======== SUPPLIED RECORDS ========

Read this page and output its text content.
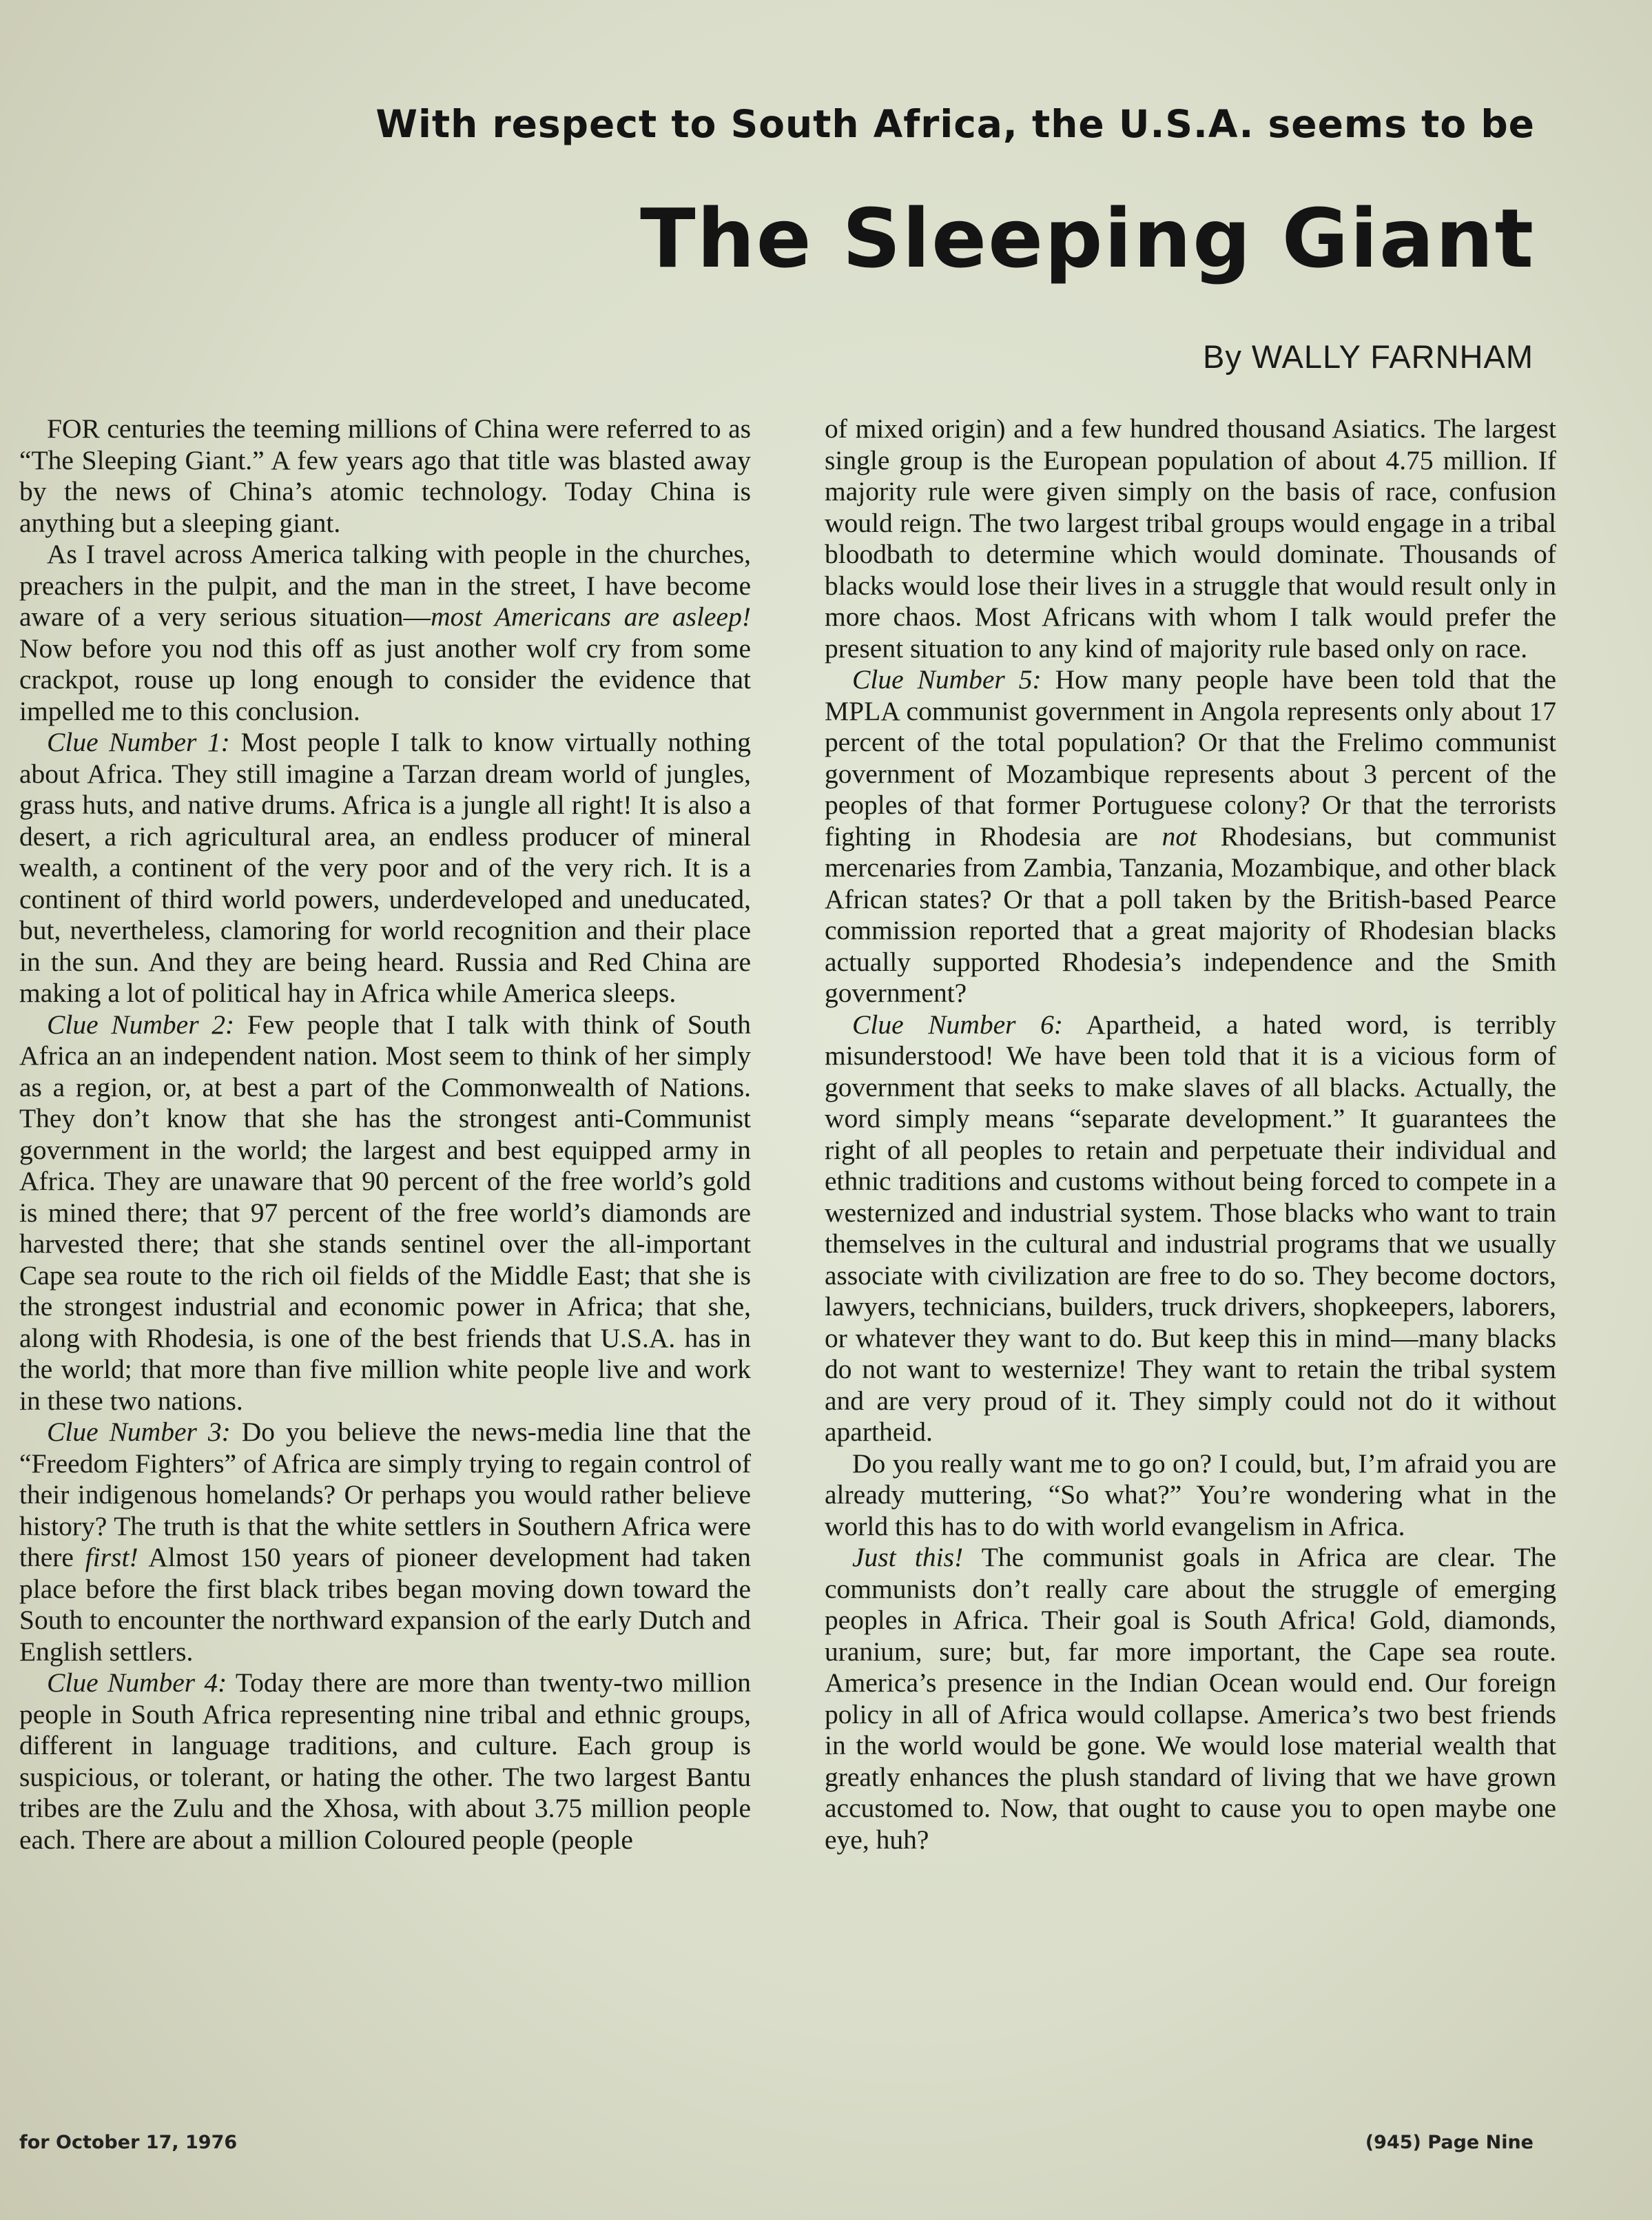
With respect to South Africa, the U.S.A. seems to be
The Sleeping Giant

By WALLY FARNHAM

FOR centuries the teeming millions of China were referred to as “The Sleeping Giant.” A few years ago that title was blasted away by the news of China’s atomic technology. Today China is anything but a sleeping giant.

As I travel across America talking with people in the churches, preachers in the pulpit, and the man in the street, I have become aware of a very serious situation—most Americans are asleep! Now before you nod this off as just another wolf cry from some crackpot, rouse up long enough to consider the evidence that impelled me to this conclusion.

Clue Number 1: Most people I talk to know virtually nothing about Africa. They still imagine a Tarzan dream world of jungles, grass huts, and native drums. Africa is a jungle all right! It is also a desert, a rich agricultural area, an endless producer of mineral wealth, a continent of the very poor and of the very rich. It is a continent of third world powers, underdeveloped and uneducated, but, nevertheless, clamoring for world recognition and their place in the sun. And they are being heard. Russia and Red China are making a lot of political hay in Africa while America sleeps.

Clue Number 2: Few people that I talk with think of South Africa an an independent nation. Most seem to think of her simply as a region, or, at best a part of the Commonwealth of Nations. They don’t know that she has the strongest anti-Communist government in the world; the largest and best equipped army in Africa. They are unaware that 90 percent of the free world’s gold is mined there; that 97 percent of the free world’s diamonds are harvested there; that she stands sentinel over the all-important Cape sea route to the rich oil fields of the Middle East; that she is the strongest industrial and economic power in Africa; that she, along with Rhodesia, is one of the best friends that U.S.A. has in the world; that more than five million white people live and work in these two nations.

Clue Number 3: Do you believe the news-media line that the “Freedom Fighters” of Africa are simply trying to regain control of their indigenous homelands? Or perhaps you would rather believe history? The truth is that the white settlers in Southern Africa were there first! Almost 150 years of pioneer development had taken place before the first black tribes began moving down toward the South to encounter the northward expansion of the early Dutch and English settlers.

Clue Number 4: Today there are more than twenty-two million people in South Africa representing nine tribal and ethnic groups, different in language traditions, and culture. Each group is suspicious, or tolerant, or hating the other. The two largest Bantu tribes are the Zulu and the Xhosa, with about 3.75 million people each. There are about a million Coloured people (people

of mixed origin) and a few hundred thousand Asiatics. The largest single group is the European population of about 4.75 million. If majority rule were given simply on the basis of race, confusion would reign. The two largest tribal groups would engage in a tribal bloodbath to determine which would dominate. Thousands of blacks would lose their lives in a struggle that would result only in more chaos. Most Africans with whom I talk would prefer the present situation to any kind of majority rule based only on race.

Clue Number 5: How many people have been told that the MPLA communist government in Angola represents only about 17 percent of the total population? Or that the Frelimo communist government of Mozambique represents about 3 percent of the peoples of that former Portuguese colony? Or that the terrorists fighting in Rhodesia are not Rhodesians, but communist mercenaries from Zambia, Tanzania, Mozambique, and other black African states? Or that a poll taken by the British-based Pearce commission reported that a great majority of Rhodesian blacks actually supported Rhodesia’s independence and the Smith government?

Clue Number 6: Apartheid, a hated word, is terribly misunderstood! We have been told that it is a vicious form of government that seeks to make slaves of all blacks. Actually, the word simply means “separate development.” It guarantees the right of all peoples to retain and perpetuate their individual and ethnic traditions and customs without being forced to compete in a westernized and industrial system. Those blacks who want to train themselves in the cultural and industrial programs that we usually associate with civilization are free to do so. They become doctors, lawyers, technicians, builders, truck drivers, shopkeepers, laborers, or whatever they want to do. But keep this in mind—many blacks do not want to westernize! They want to retain the tribal system and are very proud of it. They simply could not do it without apartheid.

Do you really want me to go on? I could, but, I’m afraid you are already muttering, “So what?” You’re wondering what in the world this has to do with world evangelism in Africa.

Just this! The communist goals in Africa are clear. The communists don’t really care about the struggle of emerging peoples in Africa. Their goal is South Africa! Gold, diamonds, uranium, sure; but, far more important, the Cape sea route. America’s presence in the Indian Ocean would end. Our foreign policy in all of Africa would collapse. America’s two best friends in the world would be gone. We would lose material wealth that greatly enhances the plush standard of living that we have grown accustomed to. Now, that ought to cause you to open maybe one eye, huh?

for October 17, 1976	(945) Page Nine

========

### EXERCISE DETAILS
Output the material word for word, omitting its pictures.

### RESPONSE BELOW
Read this page and output its text content.
With respect to South Africa, the U.S.A. seems to be
The Sleeping Giant

By WALLY FARNHAM

FOR centuries the teeming millions of China were referred to as “The Sleeping Giant.” A few years ago that title was blasted away by the news of China’s atomic technology. Today China is anything but a sleeping giant.

As I travel across America talking with people in the churches, preachers in the pulpit, and the man in the street, I have become aware of a very serious situation—most Americans are asleep! Now before you nod this off as just another wolf cry from some crackpot, rouse up long enough to consider the evidence that impelled me to this conclusion.

Clue Number 1: Most people I talk to know virtually nothing about Africa. They still imagine a Tarzan dream world of jungles, grass huts, and native drums. Africa is a jungle all right! It is also a desert, a rich agricultural area, an endless producer of mineral wealth, a continent of the very poor and of the very rich. It is a continent of third world powers, underdeveloped and uneducated, but, nevertheless, clamoring for world recognition and their place in the sun. And they are being heard. Russia and Red China are making a lot of political hay in Africa while America sleeps.

Clue Number 2: Few people that I talk with think of South Africa an an independent nation. Most seem to think of her simply as a region, or, at best a part of the Commonwealth of Nations. They don’t know that she has the strongest anti-Communist government in the world; the largest and best equipped army in Africa. They are unaware that 90 percent of the free world’s gold is mined there; that 97 percent of the free world’s diamonds are harvested there; that she stands sentinel over the all-important Cape sea route to the rich oil fields of the Middle East; that she is the strongest industrial and economic power in Africa; that she, along with Rhodesia, is one of the best friends that U.S.A. has in the world; that more than five million white people live and work in these two nations.

Clue Number 3: Do you believe the news-media line that the “Freedom Fighters” of Africa are simply trying to regain control of their indigenous homelands? Or perhaps you would rather believe history? The truth is that the white settlers in Southern Africa were there first! Almost 150 years of pioneer development had taken place before the first black tribes began moving down toward the South to encounter the northward expansion of the early Dutch and English settlers.

Clue Number 4: Today there are more than twenty-two million people in South Africa representing nine tribal and ethnic groups, different in language traditions, and culture. Each group is suspicious, or tolerant, or hating the other. The two largest Bantu tribes are the Zulu and the Xhosa, with about 3.75 million people each. There are about a million Coloured people (people

of mixed origin) and a few hundred thousand Asiatics. The largest single group is the European population of about 4.75 million. If majority rule were given simply on the basis of race, confusion would reign. The two largest tribal groups would engage in a tribal bloodbath to determine which would dominate. Thousands of blacks would lose their lives in a struggle that would result only in more chaos. Most Africans with whom I talk would prefer the present situation to any kind of majority rule based only on race.

Clue Number 5: How many people have been told that the MPLA communist government in Angola represents only about 17 percent of the total population? Or that the Frelimo communist government of Mozambique represents about 3 percent of the peoples of that former Portuguese colony? Or that the terrorists fighting in Rhodesia are not Rhodesians, but communist mercenaries from Zambia, Tanzania, Mozambique, and other black African states? Or that a poll taken by the British-based Pearce commission reported that a great majority of Rhodesian blacks actually supported Rhodesia’s independence and the Smith government?

Clue Number 6: Apartheid, a hated word, is terribly misunderstood! We have been told that it is a vicious form of government that seeks to make slaves of all blacks. Actually, the word simply means “separate development.” It guarantees the right of all peoples to retain and perpetuate their individual and ethnic traditions and customs without being forced to compete in a westernized and industrial system. Those blacks who want to train themselves in the cultural and industrial programs that we usually associate with civilization are free to do so. They become doctors, lawyers, technicians, builders, truck drivers, shopkeepers, laborers, or whatever they want to do. But keep this in mind—many blacks do not want to westernize! They want to retain the tribal system and are very proud of it. They simply could not do it without apartheid.

Do you really want me to go on? I could, but, I’m afraid you are already muttering, “So what?” You’re wondering what in the world this has to do with world evangelism in Africa.

Just this! The communist goals in Africa are clear. The communists don’t really care about the struggle of emerging peoples in Africa. Their goal is South Africa! Gold, diamonds, uranium, sure; but, far more important, the Cape sea route. America’s presence in the Indian Ocean would end. Our foreign policy in all of Africa would collapse. America’s two best friends in the world would be gone. We would lose material wealth that greatly enhances the plush standard of living that we have grown accustomed to. Now, that ought to cause you to open maybe one eye, huh?

for October 17, 1976	(945) Page Nine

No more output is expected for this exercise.